__What to do__. Find and return each line containing "obsahové".
— begin —
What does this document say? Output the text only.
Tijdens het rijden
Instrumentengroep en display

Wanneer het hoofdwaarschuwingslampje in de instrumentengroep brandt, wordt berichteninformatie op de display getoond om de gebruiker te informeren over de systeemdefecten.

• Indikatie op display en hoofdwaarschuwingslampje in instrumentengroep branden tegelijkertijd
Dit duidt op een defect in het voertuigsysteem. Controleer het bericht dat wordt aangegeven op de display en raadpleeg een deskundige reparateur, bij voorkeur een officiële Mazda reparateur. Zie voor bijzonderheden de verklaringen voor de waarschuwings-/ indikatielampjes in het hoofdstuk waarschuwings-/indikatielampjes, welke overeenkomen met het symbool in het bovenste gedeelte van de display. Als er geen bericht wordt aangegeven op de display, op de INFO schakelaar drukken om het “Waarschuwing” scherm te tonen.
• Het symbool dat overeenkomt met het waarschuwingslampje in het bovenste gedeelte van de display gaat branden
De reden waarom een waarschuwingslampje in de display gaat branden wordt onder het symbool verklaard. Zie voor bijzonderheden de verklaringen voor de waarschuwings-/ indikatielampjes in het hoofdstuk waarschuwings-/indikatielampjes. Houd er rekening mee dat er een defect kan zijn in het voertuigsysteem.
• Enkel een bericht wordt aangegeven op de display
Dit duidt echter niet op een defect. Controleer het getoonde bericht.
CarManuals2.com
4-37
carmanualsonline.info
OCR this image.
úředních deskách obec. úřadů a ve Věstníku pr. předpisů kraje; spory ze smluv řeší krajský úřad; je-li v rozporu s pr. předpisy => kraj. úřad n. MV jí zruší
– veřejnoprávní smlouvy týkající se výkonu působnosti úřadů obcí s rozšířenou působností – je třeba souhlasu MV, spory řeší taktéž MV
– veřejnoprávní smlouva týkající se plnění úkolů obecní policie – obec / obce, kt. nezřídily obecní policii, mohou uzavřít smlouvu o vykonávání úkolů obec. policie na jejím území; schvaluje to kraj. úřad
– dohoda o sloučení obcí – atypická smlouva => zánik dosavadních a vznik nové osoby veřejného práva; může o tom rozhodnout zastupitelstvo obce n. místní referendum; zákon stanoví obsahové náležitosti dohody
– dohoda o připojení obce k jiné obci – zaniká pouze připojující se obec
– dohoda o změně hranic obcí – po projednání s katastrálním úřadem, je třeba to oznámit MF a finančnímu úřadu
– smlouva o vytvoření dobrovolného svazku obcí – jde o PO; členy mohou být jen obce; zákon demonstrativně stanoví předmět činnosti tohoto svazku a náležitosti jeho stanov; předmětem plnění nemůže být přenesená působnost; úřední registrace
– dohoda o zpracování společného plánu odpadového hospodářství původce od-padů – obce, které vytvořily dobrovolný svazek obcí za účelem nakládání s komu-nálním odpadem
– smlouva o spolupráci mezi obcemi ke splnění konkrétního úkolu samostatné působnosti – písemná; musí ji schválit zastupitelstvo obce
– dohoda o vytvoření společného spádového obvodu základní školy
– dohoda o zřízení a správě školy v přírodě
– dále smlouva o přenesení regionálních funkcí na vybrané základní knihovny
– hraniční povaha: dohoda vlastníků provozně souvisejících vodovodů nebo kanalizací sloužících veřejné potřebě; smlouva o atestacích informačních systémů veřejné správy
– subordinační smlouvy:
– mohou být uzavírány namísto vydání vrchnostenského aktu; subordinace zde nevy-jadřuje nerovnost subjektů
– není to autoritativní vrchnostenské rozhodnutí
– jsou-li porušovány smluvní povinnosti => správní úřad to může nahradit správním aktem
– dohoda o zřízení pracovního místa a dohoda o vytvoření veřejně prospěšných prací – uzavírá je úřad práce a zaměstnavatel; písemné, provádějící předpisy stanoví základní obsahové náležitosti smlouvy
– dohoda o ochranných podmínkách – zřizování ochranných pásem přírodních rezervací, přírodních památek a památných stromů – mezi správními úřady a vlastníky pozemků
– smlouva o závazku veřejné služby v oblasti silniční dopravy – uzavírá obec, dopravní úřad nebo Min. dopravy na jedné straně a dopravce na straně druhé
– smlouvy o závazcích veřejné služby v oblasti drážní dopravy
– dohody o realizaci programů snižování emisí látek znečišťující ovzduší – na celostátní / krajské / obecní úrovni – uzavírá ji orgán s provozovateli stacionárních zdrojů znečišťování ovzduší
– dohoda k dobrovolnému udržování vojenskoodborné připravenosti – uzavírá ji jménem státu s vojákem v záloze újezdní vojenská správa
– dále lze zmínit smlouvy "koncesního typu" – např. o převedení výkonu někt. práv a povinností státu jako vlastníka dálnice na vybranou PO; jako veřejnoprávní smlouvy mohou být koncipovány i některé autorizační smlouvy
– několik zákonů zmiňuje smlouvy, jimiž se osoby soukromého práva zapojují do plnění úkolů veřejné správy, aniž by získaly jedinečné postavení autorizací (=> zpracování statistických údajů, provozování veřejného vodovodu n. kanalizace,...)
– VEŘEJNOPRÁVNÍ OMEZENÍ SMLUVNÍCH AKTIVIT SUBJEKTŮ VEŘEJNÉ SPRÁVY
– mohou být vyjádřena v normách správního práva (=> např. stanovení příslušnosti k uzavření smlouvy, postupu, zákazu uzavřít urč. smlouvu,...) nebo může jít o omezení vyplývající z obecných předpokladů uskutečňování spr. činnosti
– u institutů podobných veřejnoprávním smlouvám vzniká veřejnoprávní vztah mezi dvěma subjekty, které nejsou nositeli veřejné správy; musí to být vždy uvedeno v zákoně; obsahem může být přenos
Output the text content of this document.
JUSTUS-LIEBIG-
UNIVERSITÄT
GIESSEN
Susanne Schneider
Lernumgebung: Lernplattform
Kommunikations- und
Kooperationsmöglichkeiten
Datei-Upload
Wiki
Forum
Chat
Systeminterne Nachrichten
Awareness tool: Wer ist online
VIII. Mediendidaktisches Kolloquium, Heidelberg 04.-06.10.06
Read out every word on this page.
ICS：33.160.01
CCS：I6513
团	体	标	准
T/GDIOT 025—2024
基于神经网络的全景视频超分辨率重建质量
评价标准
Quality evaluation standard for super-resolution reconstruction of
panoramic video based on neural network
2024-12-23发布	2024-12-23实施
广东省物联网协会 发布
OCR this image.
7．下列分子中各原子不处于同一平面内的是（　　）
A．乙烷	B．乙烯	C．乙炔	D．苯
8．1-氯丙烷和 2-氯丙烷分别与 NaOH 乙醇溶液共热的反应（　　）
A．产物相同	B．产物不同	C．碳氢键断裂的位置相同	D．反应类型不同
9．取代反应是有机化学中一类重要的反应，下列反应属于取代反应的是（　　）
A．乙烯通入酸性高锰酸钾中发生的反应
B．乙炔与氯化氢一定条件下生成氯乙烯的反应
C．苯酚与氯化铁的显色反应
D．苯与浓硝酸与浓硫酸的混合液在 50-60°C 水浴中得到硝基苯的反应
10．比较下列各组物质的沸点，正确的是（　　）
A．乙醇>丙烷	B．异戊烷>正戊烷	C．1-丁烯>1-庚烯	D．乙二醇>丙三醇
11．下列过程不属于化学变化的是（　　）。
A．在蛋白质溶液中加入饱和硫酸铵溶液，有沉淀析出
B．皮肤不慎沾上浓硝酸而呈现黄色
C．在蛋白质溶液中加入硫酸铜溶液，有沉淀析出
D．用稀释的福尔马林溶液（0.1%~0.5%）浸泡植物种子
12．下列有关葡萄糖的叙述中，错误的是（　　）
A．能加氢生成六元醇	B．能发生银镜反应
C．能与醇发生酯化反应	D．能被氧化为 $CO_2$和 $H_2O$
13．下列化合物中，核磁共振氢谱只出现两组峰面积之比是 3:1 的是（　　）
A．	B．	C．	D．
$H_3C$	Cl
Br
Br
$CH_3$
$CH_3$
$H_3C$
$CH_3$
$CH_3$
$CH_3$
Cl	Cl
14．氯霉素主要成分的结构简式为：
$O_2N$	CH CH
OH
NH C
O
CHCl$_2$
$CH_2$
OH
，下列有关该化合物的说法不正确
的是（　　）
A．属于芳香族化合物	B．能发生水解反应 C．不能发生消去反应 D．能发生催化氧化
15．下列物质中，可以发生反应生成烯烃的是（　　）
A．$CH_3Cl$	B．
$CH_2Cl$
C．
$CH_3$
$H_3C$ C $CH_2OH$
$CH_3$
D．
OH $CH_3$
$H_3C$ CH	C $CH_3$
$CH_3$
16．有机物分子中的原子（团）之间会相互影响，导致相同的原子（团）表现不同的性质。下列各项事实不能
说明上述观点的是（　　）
— end —
__Answer to this problem__.
– dohoda o sloučení obcí – atypická smlouva => zánik dosavadních a vznik nové osoby veřejného práva; může o tom rozhodnout zastupitelstvo obce n. místní referendum; zákon stanoví obsahové náležitosti dohody
– dohoda o zřízení pracovního místa a dohoda o vytvoření veřejně prospěšných prací – uzavírá je úřad práce a zaměstnavatel; písemné, provádějící předpisy stanoví základní obsahové náležitosti smlouvy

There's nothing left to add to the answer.